## WRITTEN EXERCISE
Return all lines below containing the word "całym".

## RECORDS PROVIDED

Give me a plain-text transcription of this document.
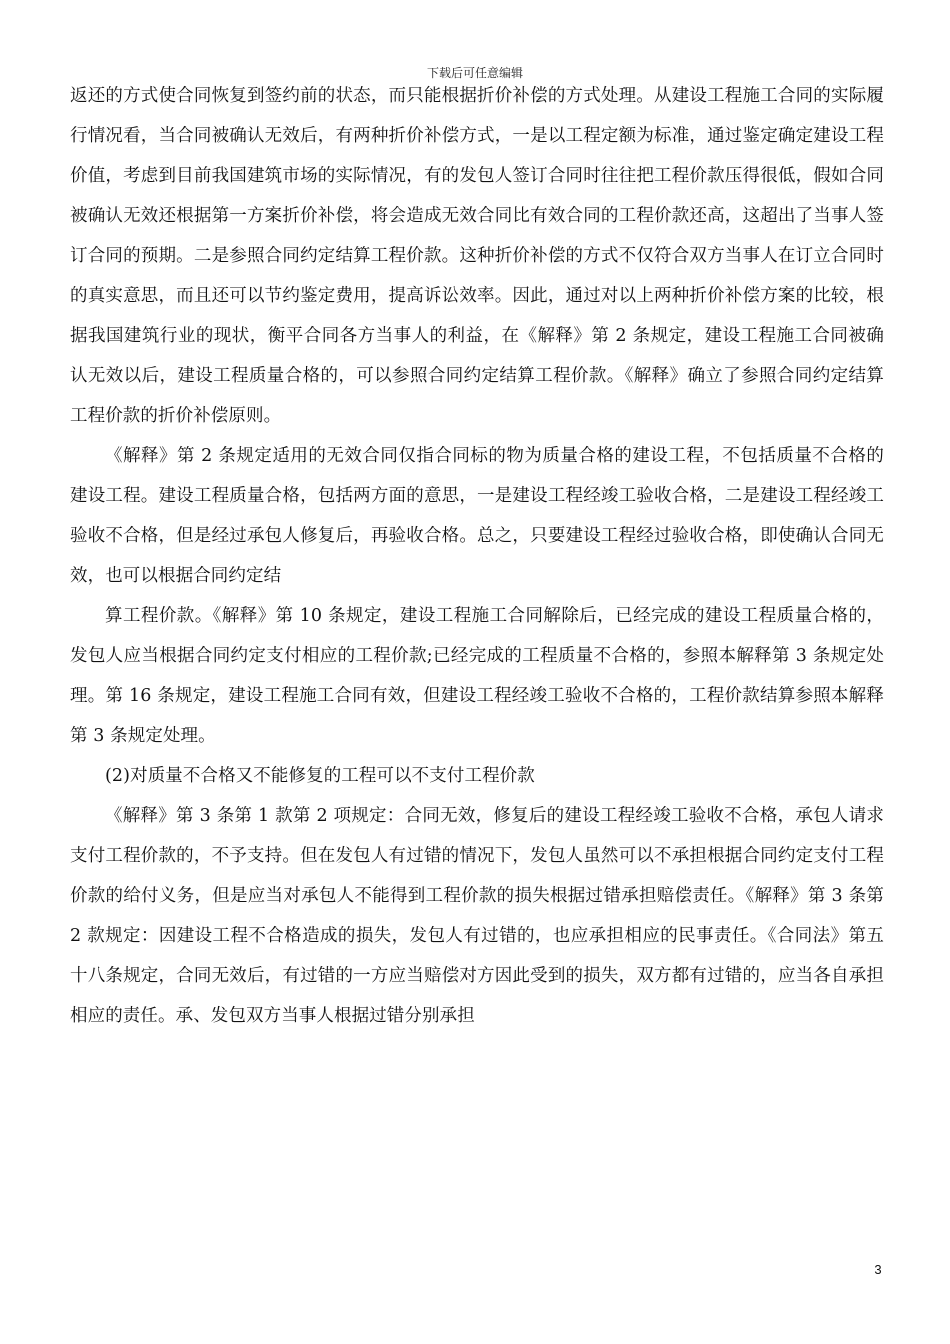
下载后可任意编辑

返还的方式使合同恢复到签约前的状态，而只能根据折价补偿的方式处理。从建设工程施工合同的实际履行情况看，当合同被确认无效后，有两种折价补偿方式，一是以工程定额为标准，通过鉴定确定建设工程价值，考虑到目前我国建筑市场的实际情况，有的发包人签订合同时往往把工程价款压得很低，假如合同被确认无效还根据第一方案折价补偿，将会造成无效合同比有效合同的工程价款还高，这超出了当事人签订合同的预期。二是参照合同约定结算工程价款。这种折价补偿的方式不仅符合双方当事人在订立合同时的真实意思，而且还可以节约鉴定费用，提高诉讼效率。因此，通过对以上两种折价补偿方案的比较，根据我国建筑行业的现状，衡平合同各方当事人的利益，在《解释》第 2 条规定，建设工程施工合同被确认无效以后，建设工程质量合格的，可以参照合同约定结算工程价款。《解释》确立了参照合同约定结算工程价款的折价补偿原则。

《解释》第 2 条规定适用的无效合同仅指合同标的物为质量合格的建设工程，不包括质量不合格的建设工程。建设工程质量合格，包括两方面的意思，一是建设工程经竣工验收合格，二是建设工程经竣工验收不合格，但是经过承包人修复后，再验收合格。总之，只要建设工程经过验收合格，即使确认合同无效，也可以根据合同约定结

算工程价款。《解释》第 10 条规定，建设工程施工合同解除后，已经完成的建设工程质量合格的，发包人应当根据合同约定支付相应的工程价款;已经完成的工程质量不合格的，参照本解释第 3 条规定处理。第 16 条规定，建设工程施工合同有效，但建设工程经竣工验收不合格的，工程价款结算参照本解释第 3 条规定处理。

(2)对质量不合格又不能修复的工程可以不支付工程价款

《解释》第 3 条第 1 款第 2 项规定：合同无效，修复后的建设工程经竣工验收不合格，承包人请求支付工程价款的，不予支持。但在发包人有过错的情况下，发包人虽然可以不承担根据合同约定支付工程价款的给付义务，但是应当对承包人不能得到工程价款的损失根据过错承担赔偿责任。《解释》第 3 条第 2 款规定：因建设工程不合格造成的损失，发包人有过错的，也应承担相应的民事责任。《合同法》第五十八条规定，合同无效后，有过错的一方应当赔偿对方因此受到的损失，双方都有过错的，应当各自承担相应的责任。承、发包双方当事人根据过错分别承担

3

* * *

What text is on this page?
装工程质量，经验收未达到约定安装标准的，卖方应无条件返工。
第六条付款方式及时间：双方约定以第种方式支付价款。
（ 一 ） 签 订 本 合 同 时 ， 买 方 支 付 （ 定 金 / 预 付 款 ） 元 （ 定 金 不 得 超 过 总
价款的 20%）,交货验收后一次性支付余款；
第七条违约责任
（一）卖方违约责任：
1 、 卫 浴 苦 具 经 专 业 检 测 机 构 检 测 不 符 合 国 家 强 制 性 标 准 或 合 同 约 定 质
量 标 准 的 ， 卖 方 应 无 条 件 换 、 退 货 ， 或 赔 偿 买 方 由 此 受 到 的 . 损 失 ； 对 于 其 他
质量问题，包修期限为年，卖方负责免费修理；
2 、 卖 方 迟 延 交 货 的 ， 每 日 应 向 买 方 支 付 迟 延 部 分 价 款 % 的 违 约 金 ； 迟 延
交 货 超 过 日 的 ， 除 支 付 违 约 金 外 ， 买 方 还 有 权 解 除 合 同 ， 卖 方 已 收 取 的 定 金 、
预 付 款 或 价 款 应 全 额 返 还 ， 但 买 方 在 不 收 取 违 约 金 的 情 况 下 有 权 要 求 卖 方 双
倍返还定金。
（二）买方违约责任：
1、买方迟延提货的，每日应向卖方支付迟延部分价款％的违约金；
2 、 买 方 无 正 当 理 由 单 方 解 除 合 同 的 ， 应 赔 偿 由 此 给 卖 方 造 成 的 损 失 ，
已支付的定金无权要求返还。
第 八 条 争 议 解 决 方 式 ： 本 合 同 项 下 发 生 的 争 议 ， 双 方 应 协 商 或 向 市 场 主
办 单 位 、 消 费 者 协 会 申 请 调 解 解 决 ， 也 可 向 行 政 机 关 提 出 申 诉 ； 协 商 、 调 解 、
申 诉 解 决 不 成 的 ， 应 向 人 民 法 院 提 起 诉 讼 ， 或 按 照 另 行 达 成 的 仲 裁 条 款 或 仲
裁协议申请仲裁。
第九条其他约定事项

---

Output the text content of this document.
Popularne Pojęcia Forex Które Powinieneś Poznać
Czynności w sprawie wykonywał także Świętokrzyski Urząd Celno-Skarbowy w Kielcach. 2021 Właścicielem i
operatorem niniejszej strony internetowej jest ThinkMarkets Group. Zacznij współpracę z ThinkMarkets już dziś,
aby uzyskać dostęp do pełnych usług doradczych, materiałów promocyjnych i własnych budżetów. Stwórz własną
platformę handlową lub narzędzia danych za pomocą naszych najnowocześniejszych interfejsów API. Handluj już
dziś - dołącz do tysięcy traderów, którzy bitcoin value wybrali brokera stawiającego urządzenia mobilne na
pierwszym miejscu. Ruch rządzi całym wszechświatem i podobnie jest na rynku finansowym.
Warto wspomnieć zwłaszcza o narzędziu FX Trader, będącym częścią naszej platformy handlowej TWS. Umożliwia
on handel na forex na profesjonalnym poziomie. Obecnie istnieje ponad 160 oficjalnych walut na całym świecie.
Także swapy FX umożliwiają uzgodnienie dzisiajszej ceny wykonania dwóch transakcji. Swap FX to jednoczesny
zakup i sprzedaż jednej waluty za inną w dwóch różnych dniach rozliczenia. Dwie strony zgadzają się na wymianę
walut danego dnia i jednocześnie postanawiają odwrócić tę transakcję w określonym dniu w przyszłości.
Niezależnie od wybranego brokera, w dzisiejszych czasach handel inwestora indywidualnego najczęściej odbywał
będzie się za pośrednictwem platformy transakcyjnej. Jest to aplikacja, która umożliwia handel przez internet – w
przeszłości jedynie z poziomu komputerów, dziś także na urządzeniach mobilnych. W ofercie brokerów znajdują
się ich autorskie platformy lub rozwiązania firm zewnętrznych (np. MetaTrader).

## RESULT
pierwszym miejscu. Ruch rządzi całym wszechświatem i podobnie jest na rynku finansowym.
on handel na forex na profesjonalnym poziomie. Obecnie istnieje ponad 160 oficjalnych walut na całym świecie.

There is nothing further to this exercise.